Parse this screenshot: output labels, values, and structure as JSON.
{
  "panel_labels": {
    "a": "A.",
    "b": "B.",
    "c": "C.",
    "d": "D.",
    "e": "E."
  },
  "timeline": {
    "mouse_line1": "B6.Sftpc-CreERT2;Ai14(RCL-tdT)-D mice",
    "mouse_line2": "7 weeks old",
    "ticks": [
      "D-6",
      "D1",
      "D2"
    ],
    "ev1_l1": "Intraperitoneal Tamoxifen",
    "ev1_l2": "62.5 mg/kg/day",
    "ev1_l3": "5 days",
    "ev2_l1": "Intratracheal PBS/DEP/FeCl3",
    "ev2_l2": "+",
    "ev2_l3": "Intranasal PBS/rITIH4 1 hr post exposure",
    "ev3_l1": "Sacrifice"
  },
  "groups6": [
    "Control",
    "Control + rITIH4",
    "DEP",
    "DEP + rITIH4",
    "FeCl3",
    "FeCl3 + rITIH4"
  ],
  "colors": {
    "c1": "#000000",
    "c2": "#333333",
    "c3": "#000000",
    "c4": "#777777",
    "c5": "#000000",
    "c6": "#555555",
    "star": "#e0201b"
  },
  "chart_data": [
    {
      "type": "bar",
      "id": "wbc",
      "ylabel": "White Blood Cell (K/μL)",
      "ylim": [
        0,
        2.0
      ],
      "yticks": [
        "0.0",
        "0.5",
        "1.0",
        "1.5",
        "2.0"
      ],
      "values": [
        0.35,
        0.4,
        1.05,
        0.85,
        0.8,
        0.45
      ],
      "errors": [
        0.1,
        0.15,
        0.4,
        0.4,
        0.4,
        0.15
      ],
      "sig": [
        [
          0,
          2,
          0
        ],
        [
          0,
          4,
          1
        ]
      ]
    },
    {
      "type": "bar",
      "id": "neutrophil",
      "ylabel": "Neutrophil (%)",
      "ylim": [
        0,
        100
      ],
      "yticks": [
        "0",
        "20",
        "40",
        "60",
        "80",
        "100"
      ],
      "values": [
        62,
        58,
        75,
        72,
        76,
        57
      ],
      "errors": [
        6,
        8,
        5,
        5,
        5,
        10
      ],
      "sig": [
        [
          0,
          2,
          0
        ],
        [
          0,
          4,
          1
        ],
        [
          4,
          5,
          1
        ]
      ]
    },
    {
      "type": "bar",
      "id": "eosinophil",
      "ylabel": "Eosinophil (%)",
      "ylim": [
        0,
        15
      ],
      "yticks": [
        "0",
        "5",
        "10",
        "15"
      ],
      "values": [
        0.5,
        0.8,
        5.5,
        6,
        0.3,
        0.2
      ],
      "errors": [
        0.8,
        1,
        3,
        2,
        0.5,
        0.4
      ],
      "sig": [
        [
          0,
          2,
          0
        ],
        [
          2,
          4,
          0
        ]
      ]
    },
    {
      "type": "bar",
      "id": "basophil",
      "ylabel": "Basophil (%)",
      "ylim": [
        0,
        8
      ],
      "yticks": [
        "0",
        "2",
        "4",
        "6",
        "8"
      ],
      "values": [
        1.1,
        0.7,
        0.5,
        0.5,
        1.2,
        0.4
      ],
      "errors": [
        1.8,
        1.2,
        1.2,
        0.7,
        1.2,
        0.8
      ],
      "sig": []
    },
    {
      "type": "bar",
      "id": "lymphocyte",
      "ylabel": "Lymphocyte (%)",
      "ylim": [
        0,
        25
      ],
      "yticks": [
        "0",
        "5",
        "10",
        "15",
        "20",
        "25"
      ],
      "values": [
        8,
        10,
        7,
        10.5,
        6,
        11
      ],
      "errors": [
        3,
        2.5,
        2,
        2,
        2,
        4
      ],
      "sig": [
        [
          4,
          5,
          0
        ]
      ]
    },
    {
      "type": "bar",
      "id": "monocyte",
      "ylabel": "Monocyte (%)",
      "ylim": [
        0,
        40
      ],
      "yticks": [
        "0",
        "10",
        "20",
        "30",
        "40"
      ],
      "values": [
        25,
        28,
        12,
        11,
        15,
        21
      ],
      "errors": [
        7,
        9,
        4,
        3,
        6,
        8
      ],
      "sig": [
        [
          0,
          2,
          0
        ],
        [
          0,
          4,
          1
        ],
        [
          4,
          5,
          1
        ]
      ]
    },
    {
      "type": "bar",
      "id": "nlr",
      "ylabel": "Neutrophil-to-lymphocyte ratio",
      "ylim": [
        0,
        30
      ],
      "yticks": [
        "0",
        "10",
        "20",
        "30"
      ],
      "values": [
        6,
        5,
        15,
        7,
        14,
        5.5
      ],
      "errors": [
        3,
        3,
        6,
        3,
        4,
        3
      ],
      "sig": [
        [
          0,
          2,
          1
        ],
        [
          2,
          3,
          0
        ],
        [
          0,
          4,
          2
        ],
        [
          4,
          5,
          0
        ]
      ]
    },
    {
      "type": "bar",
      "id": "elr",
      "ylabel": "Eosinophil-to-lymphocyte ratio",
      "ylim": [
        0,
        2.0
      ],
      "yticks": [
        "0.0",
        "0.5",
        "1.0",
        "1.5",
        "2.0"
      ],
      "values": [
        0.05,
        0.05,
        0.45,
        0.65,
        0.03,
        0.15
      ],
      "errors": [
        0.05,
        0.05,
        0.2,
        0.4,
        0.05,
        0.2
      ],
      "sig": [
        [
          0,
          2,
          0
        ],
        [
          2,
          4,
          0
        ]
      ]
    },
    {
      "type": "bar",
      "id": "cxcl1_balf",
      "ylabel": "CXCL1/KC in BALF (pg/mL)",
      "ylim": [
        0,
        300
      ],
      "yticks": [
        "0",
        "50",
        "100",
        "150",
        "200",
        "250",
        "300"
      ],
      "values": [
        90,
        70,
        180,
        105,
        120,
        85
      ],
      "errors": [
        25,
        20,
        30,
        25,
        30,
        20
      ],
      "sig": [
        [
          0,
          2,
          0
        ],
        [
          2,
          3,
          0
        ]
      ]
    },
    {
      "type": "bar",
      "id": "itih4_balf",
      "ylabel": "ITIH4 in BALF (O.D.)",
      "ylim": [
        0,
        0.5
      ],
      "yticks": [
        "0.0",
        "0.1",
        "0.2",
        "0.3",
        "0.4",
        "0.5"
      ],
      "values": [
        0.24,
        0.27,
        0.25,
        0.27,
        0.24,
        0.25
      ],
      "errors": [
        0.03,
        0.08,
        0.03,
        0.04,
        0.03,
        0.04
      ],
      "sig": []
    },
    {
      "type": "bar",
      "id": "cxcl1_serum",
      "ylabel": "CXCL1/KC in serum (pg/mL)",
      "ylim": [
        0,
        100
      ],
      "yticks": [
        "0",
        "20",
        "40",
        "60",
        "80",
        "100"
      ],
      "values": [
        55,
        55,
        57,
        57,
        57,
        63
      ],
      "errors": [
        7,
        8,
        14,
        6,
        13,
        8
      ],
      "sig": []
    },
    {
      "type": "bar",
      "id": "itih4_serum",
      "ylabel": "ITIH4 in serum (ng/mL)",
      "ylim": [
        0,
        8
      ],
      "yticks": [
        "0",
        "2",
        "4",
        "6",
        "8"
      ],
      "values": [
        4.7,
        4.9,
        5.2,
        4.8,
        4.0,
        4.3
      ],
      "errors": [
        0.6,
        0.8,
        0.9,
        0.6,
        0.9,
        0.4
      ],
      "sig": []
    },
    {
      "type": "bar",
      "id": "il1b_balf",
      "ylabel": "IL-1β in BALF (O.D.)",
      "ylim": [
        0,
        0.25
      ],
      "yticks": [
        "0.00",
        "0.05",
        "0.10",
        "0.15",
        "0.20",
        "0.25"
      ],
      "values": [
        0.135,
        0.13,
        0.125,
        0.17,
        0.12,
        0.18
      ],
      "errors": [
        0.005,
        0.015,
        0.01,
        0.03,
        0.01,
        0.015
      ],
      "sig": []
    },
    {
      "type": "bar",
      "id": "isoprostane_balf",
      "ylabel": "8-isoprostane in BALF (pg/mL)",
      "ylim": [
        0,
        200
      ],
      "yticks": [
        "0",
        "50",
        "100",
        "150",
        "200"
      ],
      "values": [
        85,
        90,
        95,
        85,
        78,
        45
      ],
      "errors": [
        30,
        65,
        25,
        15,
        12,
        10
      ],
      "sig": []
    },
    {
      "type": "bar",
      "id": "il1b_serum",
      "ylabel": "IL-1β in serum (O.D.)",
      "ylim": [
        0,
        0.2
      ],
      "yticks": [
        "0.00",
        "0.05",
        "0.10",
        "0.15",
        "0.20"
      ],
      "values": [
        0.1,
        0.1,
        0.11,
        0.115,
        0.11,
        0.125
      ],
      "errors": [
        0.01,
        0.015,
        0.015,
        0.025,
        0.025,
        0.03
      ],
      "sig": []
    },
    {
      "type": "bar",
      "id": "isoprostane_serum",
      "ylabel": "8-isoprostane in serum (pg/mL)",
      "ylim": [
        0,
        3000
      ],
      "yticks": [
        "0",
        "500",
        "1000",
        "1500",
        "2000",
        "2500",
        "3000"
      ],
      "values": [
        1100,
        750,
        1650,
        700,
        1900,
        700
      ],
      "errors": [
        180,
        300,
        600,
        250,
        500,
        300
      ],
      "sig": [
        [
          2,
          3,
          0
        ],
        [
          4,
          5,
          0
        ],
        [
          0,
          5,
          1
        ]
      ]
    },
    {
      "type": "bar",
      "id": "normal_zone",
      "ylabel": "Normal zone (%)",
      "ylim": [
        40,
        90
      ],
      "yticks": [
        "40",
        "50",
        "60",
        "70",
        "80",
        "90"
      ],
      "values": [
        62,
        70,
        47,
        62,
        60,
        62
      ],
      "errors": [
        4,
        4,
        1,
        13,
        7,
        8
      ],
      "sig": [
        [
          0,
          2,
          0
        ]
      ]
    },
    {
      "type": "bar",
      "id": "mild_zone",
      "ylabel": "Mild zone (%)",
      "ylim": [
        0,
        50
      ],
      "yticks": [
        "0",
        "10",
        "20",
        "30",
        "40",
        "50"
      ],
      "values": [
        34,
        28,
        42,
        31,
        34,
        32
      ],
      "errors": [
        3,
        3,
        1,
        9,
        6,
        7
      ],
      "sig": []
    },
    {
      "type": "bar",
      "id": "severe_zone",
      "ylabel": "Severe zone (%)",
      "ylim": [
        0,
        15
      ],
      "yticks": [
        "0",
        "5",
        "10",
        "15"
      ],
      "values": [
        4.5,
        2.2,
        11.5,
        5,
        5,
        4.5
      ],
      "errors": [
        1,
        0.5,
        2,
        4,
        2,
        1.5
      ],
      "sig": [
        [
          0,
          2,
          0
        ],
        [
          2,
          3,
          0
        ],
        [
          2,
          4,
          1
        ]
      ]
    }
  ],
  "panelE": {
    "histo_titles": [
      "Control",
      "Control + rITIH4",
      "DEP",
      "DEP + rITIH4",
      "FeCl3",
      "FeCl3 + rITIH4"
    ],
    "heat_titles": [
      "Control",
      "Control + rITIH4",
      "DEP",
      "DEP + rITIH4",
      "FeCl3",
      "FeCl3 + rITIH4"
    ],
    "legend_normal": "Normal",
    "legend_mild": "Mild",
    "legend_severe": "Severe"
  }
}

### Task to complete
Check each line above for the word "ratio", and copy the lines where it appears.

### Solution to this problem
      "ylabel": "Neutrophil-to-lymphocyte ratio",
      "ylabel": "Eosinophil-to-lymphocyte ratio",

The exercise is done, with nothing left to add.